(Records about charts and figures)
[Start]
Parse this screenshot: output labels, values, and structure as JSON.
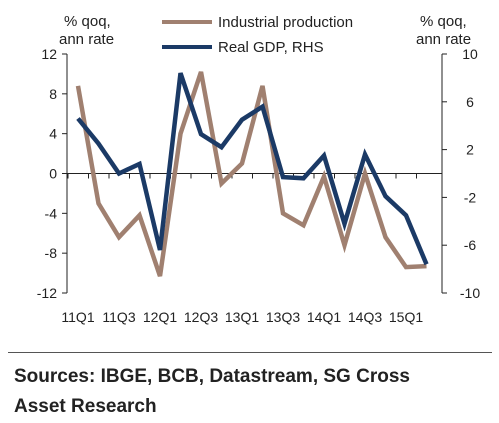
{
  "chart_data": {
    "type": "line",
    "x_labels": [
      "11Q1",
      "11Q2",
      "11Q3",
      "11Q4",
      "12Q1",
      "12Q2",
      "12Q3",
      "12Q4",
      "13Q1",
      "13Q2",
      "13Q3",
      "13Q4",
      "14Q1",
      "14Q2",
      "14Q3",
      "14Q4",
      "15Q1",
      "15Q2"
    ],
    "x_tick_labels": [
      "11Q1",
      "11Q3",
      "12Q1",
      "12Q3",
      "13Q1",
      "13Q3",
      "14Q1",
      "14Q3",
      "15Q1"
    ],
    "left_axis": {
      "label": "% qoq,\nann rate",
      "ylim": [
        -12,
        12
      ],
      "ticks": [
        "12",
        "8",
        "4",
        "0",
        "-4",
        "-8",
        "-12"
      ]
    },
    "right_axis": {
      "label": "% qoq,\nann rate",
      "ylim": [
        -10,
        10
      ],
      "ticks": [
        "10",
        "6",
        "2",
        "-2",
        "-6",
        "-10"
      ]
    },
    "series": [
      {
        "name": "Industrial production",
        "axis": "left",
        "color": "#a08070",
        "values": [
          8.8,
          -3.0,
          -6.4,
          -4.2,
          -10.3,
          4.0,
          10.2,
          -1.0,
          1.0,
          8.8,
          -4.0,
          -5.2,
          -0.3,
          -7.2,
          0.0,
          -6.4,
          -9.4,
          -9.3
        ]
      },
      {
        "name": "Real GDP, RHS",
        "axis": "right",
        "color": "#1b3a66",
        "values": [
          4.6,
          2.5,
          0.0,
          0.8,
          -6.4,
          8.4,
          3.3,
          2.2,
          4.5,
          5.6,
          -0.3,
          -0.4,
          1.5,
          -4.2,
          1.6,
          -1.9,
          -3.5,
          -7.6
        ]
      }
    ]
  },
  "source": {
    "line1": "Sources: IBGE, BCB, Datastream, SG Cross",
    "line2": "Asset Research"
  }
}
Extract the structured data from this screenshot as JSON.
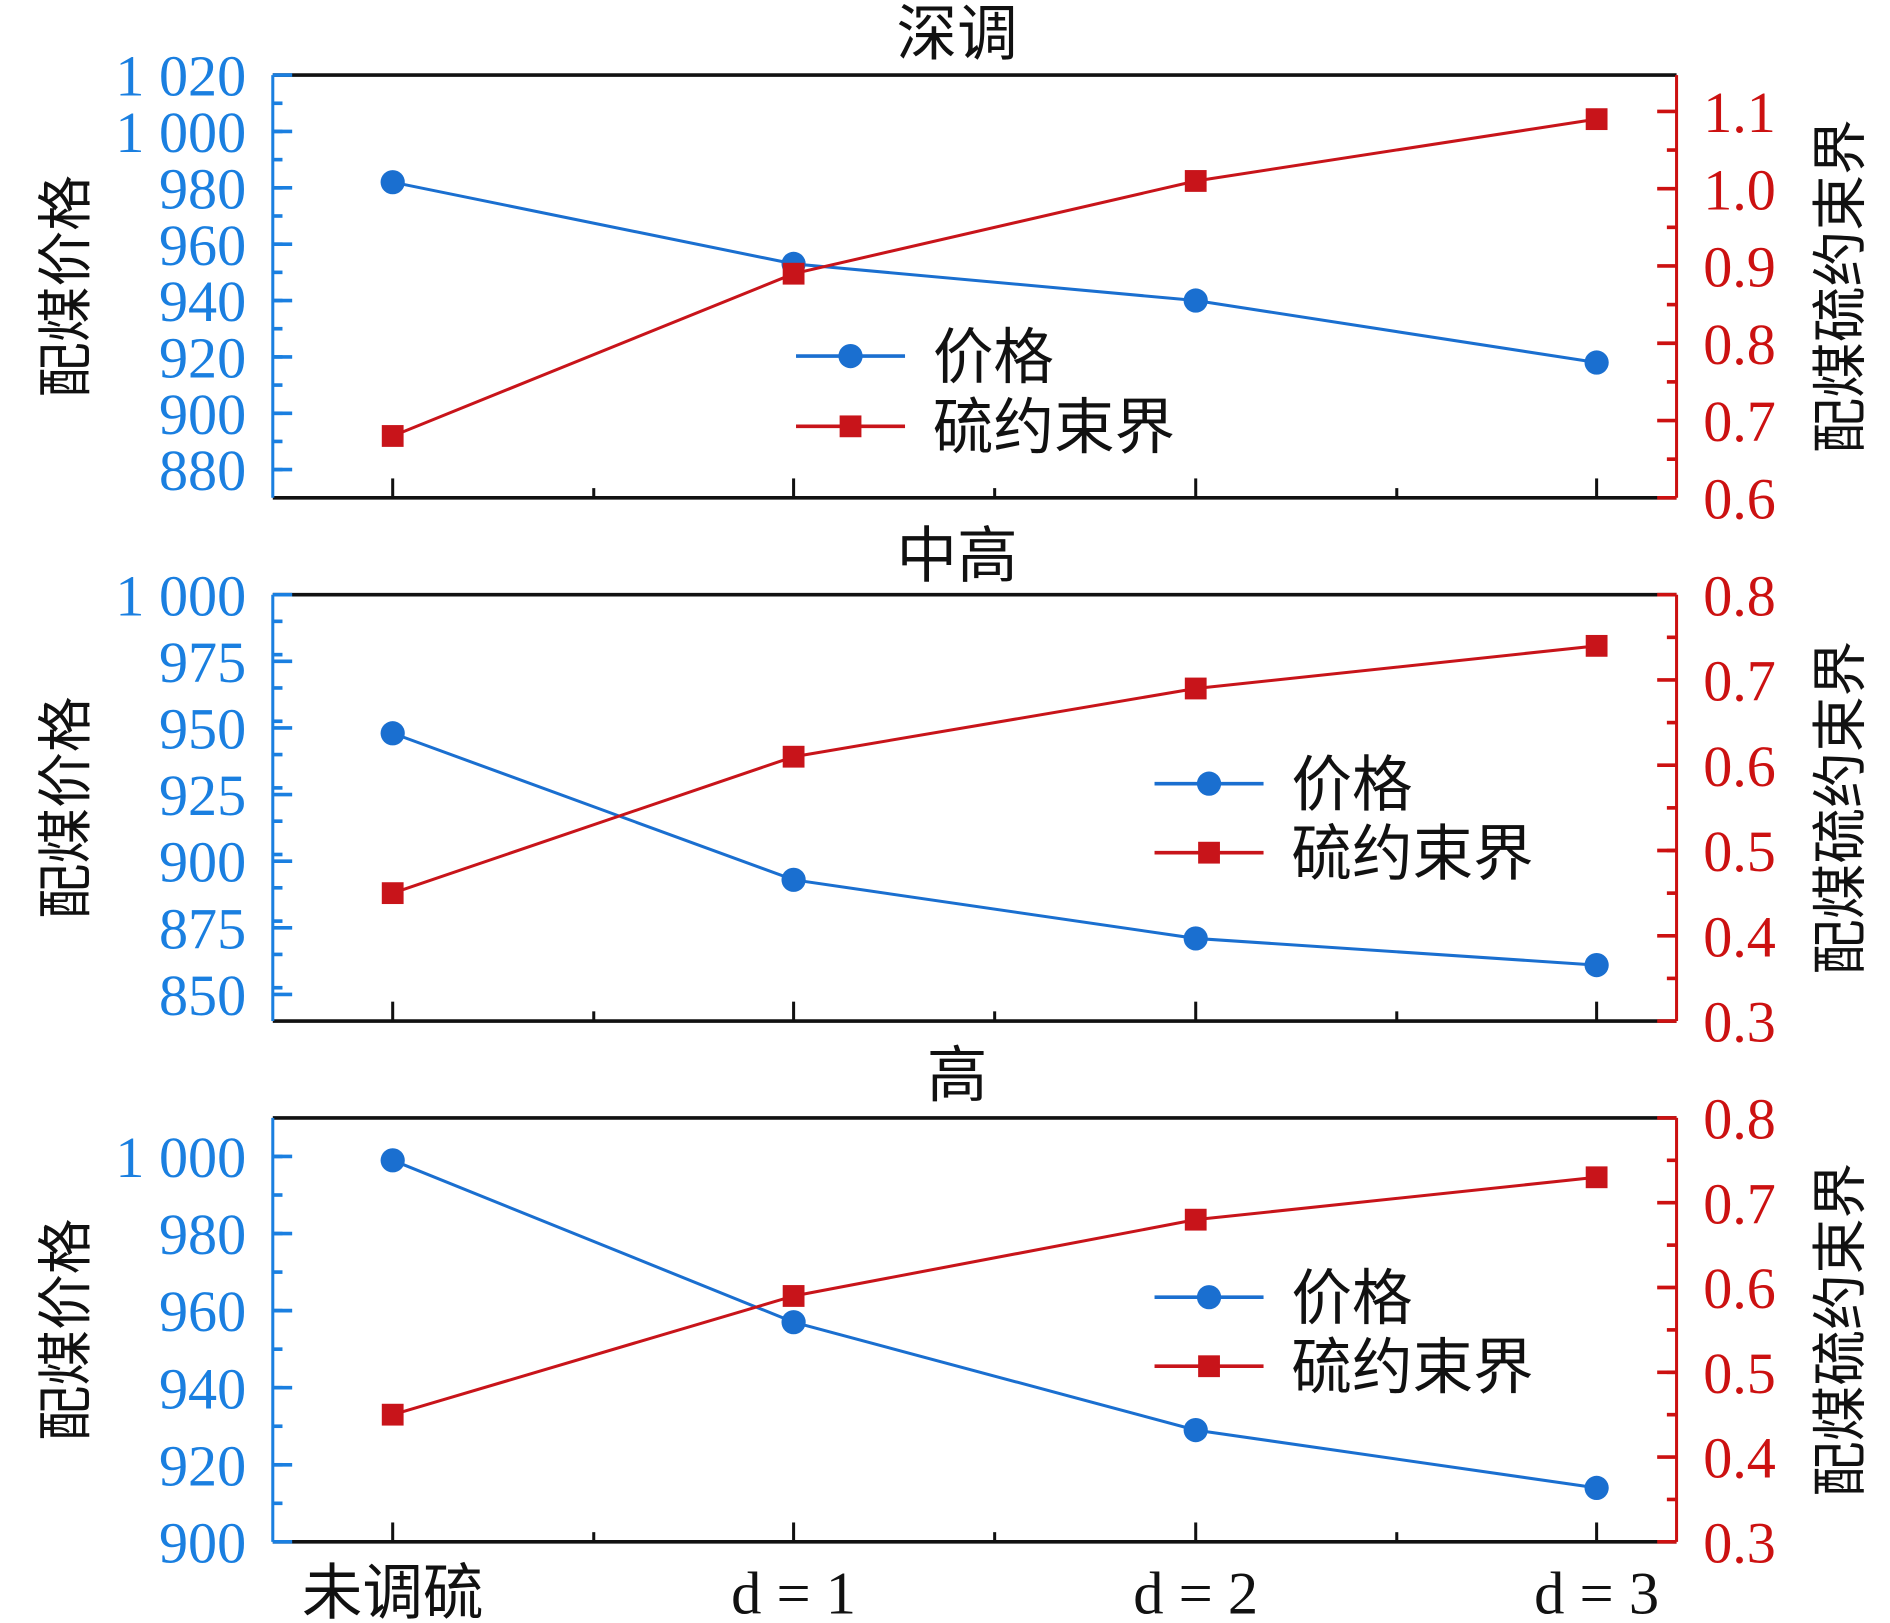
[End]
### WRITTEN TASK
Restate each entry word for word, please, but drop any images it holds.

### WRITTEN ANSWER
Parse this screenshot: output labels, values, and structure as JSON.
{
  "chart_data": {
    "type": "line",
    "x_labels": [
      "11Q1",
      "11Q2",
      "11Q3",
      "11Q4",
      "12Q1",
      "12Q2",
      "12Q3",
      "12Q4",
      "13Q1",
      "13Q2",
      "13Q3",
      "13Q4",
      "14Q1",
      "14Q2",
      "14Q3",
      "14Q4",
      "15Q1",
      "15Q2"
    ],
    "x_tick_labels": [
      "11Q1",
      "11Q3",
      "12Q1",
      "12Q3",
      "13Q1",
      "13Q3",
      "14Q1",
      "14Q3",
      "15Q1"
    ],
    "left_axis": {
      "label": "% qoq,\nann rate",
      "ylim": [
        -12,
        12
      ],
      "ticks": [
        "12",
        "8",
        "4",
        "0",
        "-4",
        "-8",
        "-12"
      ]
    },
    "right_axis": {
      "label": "% qoq,\nann rate",
      "ylim": [
        -10,
        10
      ],
      "ticks": [
        "10",
        "6",
        "2",
        "-2",
        "-6",
        "-10"
      ]
    },
    "series": [
      {
        "name": "Industrial production",
        "axis": "left",
        "color": "#a08070",
        "values": [
          8.8,
          -3.0,
          -6.4,
          -4.2,
          -10.3,
          4.0,
          10.2,
          -1.0,
          1.0,
          8.8,
          -4.0,
          -5.2,
          -0.3,
          -7.2,
          0.0,
          -6.4,
          -9.4,
          -9.3
        ]
      },
      {
        "name": "Real GDP, RHS",
        "axis": "right",
        "color": "#1b3a66",
        "values": [
          4.6,
          2.5,
          0.0,
          0.8,
          -6.4,
          8.4,
          3.3,
          2.2,
          4.5,
          5.6,
          -0.3,
          -0.4,
          1.5,
          -4.2,
          1.6,
          -1.9,
          -3.5,
          -7.6
        ]
      }
    ]
  },
  "source": {
    "line1": "Sources: IBGE, BCB, Datastream, SG Cross",
    "line2": "Asset Research"
  }
}
Extract the structured data from this screenshot as JSON.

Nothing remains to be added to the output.